• BRIEF
Look through the listing below and give the number of lines that hold "оказание". Say nothing more.

• DATASET EXTRACT
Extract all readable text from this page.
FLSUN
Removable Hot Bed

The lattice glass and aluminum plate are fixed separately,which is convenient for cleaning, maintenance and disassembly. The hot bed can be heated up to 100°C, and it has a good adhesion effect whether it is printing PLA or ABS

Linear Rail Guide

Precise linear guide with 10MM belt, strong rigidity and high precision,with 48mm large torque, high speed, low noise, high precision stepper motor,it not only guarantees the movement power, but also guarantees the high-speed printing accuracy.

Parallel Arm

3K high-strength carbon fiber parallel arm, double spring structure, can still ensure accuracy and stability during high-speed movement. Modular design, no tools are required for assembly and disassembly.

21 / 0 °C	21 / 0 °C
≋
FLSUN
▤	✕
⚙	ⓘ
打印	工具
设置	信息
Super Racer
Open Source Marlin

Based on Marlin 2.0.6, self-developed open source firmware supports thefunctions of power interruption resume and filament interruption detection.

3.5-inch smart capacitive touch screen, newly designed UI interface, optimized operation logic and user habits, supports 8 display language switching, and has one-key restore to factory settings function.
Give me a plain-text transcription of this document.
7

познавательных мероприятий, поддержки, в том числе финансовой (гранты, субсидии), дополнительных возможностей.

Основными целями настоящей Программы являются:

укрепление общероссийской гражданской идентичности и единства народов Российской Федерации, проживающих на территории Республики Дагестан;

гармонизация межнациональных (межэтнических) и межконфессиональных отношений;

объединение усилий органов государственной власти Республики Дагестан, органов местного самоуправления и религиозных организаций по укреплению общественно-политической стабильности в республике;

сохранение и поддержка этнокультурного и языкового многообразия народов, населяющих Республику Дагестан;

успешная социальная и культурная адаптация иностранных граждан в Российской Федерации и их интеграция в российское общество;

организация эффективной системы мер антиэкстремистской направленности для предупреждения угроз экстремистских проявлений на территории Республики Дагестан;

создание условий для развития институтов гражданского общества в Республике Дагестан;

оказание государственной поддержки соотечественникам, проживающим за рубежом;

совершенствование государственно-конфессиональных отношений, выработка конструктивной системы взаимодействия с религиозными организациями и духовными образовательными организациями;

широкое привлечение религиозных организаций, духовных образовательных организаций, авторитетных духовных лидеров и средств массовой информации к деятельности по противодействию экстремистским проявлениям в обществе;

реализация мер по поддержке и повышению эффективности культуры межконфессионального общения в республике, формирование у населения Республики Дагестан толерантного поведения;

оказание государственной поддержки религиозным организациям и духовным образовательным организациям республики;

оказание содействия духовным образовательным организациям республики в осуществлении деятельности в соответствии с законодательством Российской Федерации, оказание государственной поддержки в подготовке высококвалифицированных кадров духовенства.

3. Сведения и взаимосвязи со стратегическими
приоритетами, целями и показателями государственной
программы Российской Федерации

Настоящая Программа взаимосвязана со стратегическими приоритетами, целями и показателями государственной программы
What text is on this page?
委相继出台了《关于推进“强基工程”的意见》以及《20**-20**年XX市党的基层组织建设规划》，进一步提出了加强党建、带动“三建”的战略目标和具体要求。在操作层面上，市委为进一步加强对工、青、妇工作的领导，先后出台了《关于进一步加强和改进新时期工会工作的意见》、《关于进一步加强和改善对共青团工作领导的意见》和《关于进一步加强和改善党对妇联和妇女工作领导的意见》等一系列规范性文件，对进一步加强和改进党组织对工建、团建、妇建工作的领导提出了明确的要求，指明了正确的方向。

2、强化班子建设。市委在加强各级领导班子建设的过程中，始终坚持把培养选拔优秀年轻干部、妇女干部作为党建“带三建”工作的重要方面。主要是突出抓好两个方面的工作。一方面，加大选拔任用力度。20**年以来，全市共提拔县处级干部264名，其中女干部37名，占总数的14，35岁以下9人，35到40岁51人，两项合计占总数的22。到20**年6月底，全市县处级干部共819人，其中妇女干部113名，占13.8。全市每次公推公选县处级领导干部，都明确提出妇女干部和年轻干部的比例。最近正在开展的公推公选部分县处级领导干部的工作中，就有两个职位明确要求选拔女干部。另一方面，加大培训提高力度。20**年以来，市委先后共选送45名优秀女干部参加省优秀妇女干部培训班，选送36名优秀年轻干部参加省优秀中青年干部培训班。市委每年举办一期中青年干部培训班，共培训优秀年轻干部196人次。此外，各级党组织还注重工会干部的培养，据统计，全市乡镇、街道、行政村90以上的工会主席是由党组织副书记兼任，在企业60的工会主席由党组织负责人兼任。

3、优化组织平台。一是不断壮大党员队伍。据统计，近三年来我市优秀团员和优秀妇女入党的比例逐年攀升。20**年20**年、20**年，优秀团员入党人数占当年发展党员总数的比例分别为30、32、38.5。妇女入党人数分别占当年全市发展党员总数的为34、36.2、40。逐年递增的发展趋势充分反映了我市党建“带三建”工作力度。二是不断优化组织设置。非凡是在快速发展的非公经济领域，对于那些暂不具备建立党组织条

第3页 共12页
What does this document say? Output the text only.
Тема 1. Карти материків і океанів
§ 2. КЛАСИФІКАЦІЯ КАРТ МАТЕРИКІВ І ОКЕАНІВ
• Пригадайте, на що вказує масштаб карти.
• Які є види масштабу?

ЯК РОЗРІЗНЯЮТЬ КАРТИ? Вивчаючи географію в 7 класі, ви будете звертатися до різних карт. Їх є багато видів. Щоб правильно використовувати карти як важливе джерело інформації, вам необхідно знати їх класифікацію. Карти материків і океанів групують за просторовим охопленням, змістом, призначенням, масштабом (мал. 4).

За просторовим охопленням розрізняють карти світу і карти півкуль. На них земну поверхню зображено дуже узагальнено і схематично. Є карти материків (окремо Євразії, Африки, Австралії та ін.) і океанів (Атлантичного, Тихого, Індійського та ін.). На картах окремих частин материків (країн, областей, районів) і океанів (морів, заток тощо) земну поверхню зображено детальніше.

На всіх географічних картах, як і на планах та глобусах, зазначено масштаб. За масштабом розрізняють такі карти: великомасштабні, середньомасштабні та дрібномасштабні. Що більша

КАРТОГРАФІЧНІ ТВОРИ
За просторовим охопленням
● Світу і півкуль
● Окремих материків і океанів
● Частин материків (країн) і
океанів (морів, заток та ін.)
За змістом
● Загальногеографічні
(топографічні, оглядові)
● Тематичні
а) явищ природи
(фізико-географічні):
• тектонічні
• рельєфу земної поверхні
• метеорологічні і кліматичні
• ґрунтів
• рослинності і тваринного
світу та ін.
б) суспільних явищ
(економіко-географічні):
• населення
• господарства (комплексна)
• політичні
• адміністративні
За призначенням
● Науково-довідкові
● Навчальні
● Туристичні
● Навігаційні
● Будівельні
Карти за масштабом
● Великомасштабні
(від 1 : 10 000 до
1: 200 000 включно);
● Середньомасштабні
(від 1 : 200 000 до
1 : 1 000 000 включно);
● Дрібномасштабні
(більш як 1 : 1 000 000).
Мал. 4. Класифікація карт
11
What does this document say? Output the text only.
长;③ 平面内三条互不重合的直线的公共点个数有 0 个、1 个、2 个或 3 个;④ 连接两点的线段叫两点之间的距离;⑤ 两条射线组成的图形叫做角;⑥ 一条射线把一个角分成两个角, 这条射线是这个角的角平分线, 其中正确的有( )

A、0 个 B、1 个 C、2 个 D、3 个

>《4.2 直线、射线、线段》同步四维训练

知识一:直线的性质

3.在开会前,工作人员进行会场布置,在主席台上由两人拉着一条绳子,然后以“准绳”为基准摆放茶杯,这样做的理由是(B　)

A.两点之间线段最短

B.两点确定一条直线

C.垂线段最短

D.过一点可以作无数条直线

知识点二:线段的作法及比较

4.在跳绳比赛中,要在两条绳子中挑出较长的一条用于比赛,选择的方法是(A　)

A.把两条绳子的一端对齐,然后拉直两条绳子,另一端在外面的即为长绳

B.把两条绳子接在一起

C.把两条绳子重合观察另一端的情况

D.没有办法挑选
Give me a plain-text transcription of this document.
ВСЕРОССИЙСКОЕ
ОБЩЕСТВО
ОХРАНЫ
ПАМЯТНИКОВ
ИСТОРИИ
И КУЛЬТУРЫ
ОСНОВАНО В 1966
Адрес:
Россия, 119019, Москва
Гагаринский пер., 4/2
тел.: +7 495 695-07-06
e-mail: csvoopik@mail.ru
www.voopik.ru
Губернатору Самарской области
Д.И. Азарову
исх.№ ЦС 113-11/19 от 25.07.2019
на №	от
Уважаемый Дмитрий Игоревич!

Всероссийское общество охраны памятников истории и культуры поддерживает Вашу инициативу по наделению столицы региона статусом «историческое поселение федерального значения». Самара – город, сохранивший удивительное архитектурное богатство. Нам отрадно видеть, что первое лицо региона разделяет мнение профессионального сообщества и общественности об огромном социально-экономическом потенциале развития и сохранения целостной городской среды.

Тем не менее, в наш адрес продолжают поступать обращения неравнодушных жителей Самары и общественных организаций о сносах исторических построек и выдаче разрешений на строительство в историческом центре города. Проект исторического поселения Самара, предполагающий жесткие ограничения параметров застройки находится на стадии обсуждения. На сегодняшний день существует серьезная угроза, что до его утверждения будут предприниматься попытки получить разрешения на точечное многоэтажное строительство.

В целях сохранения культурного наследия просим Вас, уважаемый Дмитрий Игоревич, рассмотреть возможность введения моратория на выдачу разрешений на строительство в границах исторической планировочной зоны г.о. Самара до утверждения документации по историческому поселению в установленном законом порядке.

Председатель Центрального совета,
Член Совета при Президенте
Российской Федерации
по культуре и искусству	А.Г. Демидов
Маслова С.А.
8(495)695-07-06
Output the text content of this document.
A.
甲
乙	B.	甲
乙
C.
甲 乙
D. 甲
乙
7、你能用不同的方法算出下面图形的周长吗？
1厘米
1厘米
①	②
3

• ANSWER TO THE PROBLEM
3